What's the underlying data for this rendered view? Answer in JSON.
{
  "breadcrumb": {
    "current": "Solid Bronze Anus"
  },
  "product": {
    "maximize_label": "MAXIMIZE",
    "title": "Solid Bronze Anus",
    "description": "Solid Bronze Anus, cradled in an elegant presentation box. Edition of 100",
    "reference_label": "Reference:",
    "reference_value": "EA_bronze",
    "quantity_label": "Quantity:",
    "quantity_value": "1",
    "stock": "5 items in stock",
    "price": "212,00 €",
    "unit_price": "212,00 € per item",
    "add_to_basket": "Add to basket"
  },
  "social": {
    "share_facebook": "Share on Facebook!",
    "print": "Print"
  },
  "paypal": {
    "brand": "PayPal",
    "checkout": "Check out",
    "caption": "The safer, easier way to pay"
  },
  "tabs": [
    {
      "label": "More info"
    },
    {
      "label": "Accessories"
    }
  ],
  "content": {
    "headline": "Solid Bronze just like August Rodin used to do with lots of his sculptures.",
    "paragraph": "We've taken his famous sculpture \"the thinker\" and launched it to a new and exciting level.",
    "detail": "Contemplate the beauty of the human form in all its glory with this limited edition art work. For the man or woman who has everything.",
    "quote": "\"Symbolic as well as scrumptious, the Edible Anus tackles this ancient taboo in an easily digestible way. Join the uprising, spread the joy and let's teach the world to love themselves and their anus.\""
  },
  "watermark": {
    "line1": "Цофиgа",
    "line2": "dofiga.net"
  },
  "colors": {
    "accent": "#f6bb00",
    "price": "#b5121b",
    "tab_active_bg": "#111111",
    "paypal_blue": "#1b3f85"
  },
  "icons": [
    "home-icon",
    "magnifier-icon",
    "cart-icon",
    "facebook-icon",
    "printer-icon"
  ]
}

::::

_Directions:_
Please reproduce each line exactly as written.

_The output:_
What's the underlying data for this rendered view? Answer in JSON.
{
  "breadcrumb": {
    "current": "Solid Bronze Anus"
  },
  "product": {
    "maximize_label": "MAXIMIZE",
    "title": "Solid Bronze Anus",
    "description": "Solid Bronze Anus, cradled in an elegant presentation box. Edition of 100",
    "reference_label": "Reference:",
    "reference_value": "EA_bronze",
    "quantity_label": "Quantity:",
    "quantity_value": "1",
    "stock": "5 items in stock",
    "price": "212,00 €",
    "unit_price": "212,00 € per item",
    "add_to_basket": "Add to basket"
  },
  "social": {
    "share_facebook": "Share on Facebook!",
    "print": "Print"
  },
  "paypal": {
    "brand": "PayPal",
    "checkout": "Check out",
    "caption": "The safer, easier way to pay"
  },
  "tabs": [
    {
      "label": "More info"
    },
    {
      "label": "Accessories"
    }
  ],
  "content": {
    "headline": "Solid Bronze just like August Rodin used to do with lots of his sculptures.",
    "paragraph": "We've taken his famous sculpture \"the thinker\" and launched it to a new and exciting level.",
    "detail": "Contemplate the beauty of the human form in all its glory with this limited edition art work. For the man or woman who has everything.",
    "quote": "\"Symbolic as well as scrumptious, the Edible Anus tackles this ancient taboo in an easily digestible way. Join the uprising, spread the joy and let's teach the world to love themselves and their anus.\""
  },
  "watermark": {
    "line1": "Цофиgа",
    "line2": "dofiga.net"
  },
  "colors": {
    "accent": "#f6bb00",
    "price": "#b5121b",
    "tab_active_bg": "#111111",
    "paypal_blue": "#1b3f85"
  },
  "icons": [
    "home-icon",
    "magnifier-icon",
    "cart-icon",
    "facebook-icon",
    "printer-icon"
  ]
}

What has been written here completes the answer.